> _TEXT BLOCK_
Sunday, January 4, 2015

Here's a teacher gift



My pre-holiday email inbox was glutted with ads from every retail website I’d visited this year, maybe even this lifetime.  I got announcements about lighting sales at Pottery Barn, braided rug deals at L.L. Bean, top ten book lists from Amazon, cat toy specials, horoscope readings, pest removal deals, on and on and on. 

Most got deleted immediately but I couldn’t help reading a few, especially the ones that came with ridiculous stories, heart-tugging or just plain stupid, like how Jo Schmo bought this expensive  elephant legged/ cow-headed/ giraffe-necked end table for Blake Blah and how the table then saved their lives during a tsunami, earthquake, power outage, hangnail crisis, whatever. 

But I never read the emails about what to get your kid’s teacher. First, because my kids are grown. I haven’t bought gifts for my daughters' teachers for going on fifteen years now.  Second, I read one of those lists once, years ago, and it was about as pertinent to my life as an inner city school teacher as owning a Rolls Royce. 

A gift card to Starbucks? A Yankee Candle? A Crabtree and Evelyn gift set? Seriously? My kids don’t have that kind of money and if they did, I wouldn’t want them waste it on me anyhow. I don’t need or want anything from my students, except for this: that they become who they truly want to become, and maybe make the world a better place in the process. That’s a tough order and not something that comes wrapped up with ribbons.

> _PROVIDED DATA_
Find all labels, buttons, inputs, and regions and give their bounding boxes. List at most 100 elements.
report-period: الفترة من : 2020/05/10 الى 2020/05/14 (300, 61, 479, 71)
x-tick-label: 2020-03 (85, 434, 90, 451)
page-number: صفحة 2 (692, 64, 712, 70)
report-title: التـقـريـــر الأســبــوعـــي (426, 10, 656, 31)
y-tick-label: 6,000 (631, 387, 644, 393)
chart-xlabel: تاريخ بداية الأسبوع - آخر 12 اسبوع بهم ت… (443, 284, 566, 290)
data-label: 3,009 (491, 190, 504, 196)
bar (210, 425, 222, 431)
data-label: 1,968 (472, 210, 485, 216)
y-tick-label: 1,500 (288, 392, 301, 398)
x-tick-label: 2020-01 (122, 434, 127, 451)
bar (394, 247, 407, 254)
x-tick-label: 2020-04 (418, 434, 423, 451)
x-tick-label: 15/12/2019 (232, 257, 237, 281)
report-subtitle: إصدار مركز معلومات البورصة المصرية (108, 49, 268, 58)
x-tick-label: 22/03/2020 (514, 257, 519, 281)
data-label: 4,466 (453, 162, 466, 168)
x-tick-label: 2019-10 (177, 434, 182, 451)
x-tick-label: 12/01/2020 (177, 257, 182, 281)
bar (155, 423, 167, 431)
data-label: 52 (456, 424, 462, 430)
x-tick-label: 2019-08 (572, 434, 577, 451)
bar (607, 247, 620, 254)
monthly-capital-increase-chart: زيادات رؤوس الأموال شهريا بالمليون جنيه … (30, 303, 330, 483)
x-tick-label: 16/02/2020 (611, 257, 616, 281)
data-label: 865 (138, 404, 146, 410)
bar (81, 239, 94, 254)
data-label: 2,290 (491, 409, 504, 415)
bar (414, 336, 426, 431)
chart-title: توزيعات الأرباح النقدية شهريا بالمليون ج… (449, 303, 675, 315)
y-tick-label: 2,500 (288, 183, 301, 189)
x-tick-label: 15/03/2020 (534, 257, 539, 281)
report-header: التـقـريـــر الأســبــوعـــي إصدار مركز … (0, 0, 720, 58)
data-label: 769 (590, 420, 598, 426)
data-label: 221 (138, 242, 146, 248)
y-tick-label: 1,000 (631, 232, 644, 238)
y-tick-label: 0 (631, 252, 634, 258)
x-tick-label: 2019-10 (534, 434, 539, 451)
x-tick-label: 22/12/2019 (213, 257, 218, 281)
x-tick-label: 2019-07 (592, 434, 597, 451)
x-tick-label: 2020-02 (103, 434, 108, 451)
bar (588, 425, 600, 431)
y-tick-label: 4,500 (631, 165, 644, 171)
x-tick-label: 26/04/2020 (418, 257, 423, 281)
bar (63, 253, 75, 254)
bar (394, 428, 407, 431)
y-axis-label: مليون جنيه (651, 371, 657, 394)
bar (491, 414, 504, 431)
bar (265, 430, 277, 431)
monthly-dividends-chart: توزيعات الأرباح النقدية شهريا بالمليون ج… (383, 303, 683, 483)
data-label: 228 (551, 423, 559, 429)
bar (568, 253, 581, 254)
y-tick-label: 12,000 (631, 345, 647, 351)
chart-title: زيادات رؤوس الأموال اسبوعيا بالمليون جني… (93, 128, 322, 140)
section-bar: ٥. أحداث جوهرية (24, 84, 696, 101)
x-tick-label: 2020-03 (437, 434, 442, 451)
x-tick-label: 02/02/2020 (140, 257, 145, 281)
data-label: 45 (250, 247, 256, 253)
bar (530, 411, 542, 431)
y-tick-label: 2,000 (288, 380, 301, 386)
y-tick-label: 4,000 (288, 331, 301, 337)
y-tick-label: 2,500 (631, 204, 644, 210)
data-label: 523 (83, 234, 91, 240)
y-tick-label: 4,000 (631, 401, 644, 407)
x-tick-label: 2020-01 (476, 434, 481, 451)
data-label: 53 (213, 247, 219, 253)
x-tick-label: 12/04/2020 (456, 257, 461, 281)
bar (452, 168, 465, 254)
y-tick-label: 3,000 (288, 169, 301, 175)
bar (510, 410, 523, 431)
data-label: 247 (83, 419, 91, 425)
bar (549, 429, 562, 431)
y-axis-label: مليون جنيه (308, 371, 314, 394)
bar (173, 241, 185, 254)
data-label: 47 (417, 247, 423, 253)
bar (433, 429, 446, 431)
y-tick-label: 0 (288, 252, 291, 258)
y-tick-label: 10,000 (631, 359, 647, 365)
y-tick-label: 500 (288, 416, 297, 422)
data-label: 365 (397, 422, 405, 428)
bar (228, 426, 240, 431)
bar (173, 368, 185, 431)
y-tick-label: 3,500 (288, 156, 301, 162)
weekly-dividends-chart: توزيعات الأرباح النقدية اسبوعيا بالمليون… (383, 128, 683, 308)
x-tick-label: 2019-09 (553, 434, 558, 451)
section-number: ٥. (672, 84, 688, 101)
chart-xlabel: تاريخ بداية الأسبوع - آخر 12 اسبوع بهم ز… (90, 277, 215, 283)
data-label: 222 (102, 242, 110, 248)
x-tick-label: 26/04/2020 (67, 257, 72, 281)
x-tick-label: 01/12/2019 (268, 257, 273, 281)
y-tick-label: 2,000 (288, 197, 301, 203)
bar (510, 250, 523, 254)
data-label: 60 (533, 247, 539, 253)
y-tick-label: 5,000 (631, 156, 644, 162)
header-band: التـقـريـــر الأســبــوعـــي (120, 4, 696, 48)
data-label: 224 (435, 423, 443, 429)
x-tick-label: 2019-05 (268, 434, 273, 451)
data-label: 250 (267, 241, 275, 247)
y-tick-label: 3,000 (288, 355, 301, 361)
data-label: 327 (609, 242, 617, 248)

> _TO-DO LIST_
1. Pull out every row above that contains the string "number", matching case exactly.
2. Write the next part of the blog post about teacher gifts, picking up after its final sentence.

> _SET OF ANSWERS_
1.
page-number: صفحة 2 (692, 64, 712, 70)
section-number: ٥. (672, 84, 688, 101)

2.
Many of my students don’t have crayons or books. Some don’t even have pencils at home. Many of my students are homeless. That is, they live in shelters or their families have moved in with other families. They bring their school crayons home when they need to work on projects because they don't have those kinds of things at home. They remind me that we need to pass out paper for homework, because when they don’t do their homework because they didn’t have the paper to write their essays or do their math, they’re not making excuses. That’s their reality.

Here’s a fact. Inner city school teachers rarely get gifts. Here’s another fact. I don’t want my students to give me gifts. I feel bad opening presents from the few that can afford to give something, because I see the reactions of the kids who can’t. They pretend to be suddenly busy reading or talking with their friends, or they ask what I got and their smiles are big and forced. It hurts them. It hurts me.

When my students ask me what they should buy me for Christmas, and they always do, I am straight with them: Spend your money on yourselves or on your family. If you want to give me anything, make me something. Draw me a picture of yourself, or make me a card. 

They say, “Really?” 

I say, “Really.”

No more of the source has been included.